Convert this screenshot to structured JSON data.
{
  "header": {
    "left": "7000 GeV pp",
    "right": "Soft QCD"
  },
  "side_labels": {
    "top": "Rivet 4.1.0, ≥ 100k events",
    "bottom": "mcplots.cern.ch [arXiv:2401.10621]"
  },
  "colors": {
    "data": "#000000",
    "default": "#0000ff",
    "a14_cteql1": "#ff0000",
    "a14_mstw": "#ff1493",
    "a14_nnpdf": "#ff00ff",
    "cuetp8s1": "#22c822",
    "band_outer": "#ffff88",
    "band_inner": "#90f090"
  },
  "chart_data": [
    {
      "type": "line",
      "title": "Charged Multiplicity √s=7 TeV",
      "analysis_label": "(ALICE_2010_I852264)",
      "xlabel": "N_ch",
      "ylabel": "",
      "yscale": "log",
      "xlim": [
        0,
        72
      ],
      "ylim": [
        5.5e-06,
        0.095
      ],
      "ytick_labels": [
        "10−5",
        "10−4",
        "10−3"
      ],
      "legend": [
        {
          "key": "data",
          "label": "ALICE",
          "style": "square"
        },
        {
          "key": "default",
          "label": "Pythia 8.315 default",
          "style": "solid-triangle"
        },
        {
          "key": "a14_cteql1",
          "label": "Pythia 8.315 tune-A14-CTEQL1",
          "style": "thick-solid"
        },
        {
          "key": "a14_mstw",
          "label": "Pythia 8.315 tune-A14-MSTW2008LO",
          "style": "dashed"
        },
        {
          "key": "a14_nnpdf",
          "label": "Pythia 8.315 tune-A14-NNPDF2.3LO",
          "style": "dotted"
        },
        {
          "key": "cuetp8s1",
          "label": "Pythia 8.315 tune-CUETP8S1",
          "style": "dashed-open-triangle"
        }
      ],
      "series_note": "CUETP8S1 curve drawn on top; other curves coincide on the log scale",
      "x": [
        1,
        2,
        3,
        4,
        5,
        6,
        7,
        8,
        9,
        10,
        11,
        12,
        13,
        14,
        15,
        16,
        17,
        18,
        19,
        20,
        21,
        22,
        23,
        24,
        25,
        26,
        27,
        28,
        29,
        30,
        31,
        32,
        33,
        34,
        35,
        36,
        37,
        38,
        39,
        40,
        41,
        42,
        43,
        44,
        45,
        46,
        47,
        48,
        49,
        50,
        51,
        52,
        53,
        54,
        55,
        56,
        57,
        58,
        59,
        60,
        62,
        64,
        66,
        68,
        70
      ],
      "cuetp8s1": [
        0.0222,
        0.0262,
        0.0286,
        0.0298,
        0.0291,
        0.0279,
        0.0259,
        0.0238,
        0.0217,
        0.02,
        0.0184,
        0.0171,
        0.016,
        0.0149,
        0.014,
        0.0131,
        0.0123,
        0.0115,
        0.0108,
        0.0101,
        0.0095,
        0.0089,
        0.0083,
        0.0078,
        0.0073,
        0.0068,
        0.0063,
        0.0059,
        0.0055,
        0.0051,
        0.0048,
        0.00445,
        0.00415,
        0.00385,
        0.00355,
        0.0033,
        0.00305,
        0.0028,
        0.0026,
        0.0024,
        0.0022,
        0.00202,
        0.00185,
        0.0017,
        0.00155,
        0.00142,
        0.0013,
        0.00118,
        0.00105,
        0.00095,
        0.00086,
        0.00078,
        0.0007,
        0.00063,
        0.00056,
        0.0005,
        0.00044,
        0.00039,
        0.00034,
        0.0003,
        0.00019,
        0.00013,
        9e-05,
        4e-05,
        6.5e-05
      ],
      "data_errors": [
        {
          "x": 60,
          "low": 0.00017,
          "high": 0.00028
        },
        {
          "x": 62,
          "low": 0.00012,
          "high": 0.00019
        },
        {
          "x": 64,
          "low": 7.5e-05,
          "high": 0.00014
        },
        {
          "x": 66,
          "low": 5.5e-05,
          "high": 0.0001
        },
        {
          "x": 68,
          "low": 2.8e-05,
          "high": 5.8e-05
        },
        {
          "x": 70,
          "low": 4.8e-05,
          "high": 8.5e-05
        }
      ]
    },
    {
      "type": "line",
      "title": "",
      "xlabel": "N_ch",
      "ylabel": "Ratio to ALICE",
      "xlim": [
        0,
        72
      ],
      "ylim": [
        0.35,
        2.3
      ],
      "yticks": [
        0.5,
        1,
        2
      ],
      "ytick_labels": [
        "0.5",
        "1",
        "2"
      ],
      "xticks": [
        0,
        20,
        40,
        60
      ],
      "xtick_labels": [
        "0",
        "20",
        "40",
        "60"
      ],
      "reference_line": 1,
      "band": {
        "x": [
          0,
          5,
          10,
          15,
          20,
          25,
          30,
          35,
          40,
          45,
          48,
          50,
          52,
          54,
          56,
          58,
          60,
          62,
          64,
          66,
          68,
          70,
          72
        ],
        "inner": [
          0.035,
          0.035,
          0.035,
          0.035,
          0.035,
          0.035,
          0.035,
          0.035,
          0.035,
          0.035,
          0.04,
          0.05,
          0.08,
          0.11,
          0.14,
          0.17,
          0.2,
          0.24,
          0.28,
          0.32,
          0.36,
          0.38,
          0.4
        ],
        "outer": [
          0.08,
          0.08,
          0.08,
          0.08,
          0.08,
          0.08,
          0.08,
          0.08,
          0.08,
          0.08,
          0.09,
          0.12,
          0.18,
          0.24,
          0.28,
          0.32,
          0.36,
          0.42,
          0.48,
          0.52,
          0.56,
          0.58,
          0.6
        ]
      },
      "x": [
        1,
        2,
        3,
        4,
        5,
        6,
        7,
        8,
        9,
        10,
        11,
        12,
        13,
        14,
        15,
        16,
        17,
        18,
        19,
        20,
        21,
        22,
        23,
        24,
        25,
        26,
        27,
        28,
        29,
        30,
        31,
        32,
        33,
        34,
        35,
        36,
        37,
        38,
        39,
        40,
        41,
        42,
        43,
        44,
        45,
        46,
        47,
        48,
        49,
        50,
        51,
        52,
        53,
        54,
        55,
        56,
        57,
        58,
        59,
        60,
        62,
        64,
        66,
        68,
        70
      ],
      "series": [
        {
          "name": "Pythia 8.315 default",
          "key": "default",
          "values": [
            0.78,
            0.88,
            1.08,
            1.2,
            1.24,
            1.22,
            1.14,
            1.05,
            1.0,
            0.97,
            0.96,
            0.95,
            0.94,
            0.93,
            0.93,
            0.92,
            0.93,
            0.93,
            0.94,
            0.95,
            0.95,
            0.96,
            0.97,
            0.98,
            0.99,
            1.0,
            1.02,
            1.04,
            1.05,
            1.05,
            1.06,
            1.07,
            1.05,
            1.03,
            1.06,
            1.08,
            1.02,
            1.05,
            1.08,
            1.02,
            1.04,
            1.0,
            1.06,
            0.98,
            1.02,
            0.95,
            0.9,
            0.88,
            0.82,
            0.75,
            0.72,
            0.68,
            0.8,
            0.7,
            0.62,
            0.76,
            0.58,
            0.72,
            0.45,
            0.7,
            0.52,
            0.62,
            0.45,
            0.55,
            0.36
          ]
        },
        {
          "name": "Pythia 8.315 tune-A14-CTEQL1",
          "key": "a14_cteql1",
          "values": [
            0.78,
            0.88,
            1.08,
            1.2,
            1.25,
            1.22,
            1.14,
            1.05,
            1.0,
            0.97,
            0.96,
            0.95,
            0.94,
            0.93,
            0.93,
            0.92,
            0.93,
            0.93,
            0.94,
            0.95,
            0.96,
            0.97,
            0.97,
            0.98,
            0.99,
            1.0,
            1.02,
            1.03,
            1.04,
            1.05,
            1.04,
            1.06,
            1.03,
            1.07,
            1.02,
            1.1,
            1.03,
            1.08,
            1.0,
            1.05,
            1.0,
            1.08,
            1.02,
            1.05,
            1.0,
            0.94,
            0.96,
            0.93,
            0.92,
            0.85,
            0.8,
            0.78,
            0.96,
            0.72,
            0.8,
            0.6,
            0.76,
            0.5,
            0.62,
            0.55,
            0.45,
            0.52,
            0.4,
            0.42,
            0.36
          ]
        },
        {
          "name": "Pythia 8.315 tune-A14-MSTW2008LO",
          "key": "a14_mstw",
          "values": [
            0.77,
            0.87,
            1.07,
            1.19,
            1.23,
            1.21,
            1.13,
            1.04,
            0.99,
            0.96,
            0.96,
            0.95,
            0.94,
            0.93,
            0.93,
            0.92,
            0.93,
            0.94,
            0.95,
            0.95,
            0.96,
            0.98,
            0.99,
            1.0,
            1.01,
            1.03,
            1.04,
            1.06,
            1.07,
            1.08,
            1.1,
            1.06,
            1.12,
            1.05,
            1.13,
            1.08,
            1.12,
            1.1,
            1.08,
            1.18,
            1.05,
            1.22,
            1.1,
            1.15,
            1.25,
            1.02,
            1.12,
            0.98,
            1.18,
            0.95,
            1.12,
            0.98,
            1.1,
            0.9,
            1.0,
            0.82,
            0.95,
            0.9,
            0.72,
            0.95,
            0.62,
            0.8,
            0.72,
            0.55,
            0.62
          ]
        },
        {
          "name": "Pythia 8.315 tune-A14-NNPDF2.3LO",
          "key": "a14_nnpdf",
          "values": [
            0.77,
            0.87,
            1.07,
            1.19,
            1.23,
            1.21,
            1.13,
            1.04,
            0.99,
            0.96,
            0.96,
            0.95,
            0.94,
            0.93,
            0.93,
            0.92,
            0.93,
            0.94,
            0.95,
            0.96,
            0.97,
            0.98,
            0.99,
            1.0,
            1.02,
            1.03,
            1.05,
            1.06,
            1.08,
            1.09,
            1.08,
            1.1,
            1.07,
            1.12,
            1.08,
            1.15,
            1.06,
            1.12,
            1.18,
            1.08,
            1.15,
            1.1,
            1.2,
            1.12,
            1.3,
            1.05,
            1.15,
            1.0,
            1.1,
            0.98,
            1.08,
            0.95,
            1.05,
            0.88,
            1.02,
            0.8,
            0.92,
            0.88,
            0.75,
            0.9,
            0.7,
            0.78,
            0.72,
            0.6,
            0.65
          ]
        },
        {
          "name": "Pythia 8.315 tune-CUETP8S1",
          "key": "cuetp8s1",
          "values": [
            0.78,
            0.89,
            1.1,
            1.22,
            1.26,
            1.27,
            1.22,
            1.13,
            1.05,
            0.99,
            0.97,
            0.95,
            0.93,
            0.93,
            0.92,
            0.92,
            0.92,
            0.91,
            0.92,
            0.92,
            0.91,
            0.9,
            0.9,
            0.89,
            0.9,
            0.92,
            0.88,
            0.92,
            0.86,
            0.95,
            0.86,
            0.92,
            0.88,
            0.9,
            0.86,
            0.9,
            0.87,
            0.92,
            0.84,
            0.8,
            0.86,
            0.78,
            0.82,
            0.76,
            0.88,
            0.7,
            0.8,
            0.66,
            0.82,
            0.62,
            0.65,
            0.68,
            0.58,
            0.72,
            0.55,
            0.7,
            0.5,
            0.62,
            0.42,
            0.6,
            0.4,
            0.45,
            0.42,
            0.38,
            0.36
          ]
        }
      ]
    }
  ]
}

.....

PROBLEM DETAILS: Pull out all lines in the data above that include "triangle".

REPLY TO THE EXERCISE:
          "style": "solid-triangle"
          "style": "dashed-open-triangle"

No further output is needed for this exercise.